■ Set problem:
Search the data for the word "text". Reproduce every line where it is found.

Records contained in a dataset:
----------------------------------------
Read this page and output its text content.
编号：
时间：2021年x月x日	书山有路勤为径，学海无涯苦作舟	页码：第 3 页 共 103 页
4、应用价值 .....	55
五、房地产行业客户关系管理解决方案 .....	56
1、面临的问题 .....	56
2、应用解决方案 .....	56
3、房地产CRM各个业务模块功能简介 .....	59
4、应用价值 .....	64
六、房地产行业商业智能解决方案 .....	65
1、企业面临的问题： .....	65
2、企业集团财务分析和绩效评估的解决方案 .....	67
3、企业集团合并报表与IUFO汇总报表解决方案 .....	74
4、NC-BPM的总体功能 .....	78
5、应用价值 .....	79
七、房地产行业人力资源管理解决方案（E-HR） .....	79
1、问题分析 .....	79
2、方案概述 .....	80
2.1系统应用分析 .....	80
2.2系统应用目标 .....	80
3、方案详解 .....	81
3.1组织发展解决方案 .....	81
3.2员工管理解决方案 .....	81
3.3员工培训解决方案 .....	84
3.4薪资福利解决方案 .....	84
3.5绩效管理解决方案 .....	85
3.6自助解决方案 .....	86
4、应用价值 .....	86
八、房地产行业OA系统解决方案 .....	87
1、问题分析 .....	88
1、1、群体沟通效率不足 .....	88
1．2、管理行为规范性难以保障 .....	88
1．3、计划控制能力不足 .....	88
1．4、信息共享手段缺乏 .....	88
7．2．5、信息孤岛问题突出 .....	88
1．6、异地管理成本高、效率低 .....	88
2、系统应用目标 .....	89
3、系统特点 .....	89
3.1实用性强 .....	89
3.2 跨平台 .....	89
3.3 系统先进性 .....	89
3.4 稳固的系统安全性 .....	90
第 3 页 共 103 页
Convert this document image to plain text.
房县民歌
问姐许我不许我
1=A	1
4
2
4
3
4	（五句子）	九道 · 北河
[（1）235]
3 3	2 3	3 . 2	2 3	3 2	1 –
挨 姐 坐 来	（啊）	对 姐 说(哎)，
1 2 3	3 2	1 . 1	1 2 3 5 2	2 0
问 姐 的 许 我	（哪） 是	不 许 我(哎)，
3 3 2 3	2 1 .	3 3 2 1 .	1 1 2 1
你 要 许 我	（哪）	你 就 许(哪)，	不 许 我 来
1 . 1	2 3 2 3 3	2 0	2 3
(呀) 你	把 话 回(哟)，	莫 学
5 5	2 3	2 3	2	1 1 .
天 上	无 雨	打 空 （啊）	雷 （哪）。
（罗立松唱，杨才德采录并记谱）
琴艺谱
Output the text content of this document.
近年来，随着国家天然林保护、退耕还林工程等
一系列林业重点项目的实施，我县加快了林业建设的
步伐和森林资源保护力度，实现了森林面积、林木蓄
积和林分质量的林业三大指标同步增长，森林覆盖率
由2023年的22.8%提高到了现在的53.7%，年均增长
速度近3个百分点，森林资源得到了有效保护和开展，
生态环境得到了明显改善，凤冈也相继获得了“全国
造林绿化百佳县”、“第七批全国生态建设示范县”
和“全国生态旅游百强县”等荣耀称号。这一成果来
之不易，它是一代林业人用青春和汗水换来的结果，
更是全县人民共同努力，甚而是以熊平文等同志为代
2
----------------------------------------
■ The reply:
Read this page and output its text content.
Convert this document image to plain text.
Output the text content of this document.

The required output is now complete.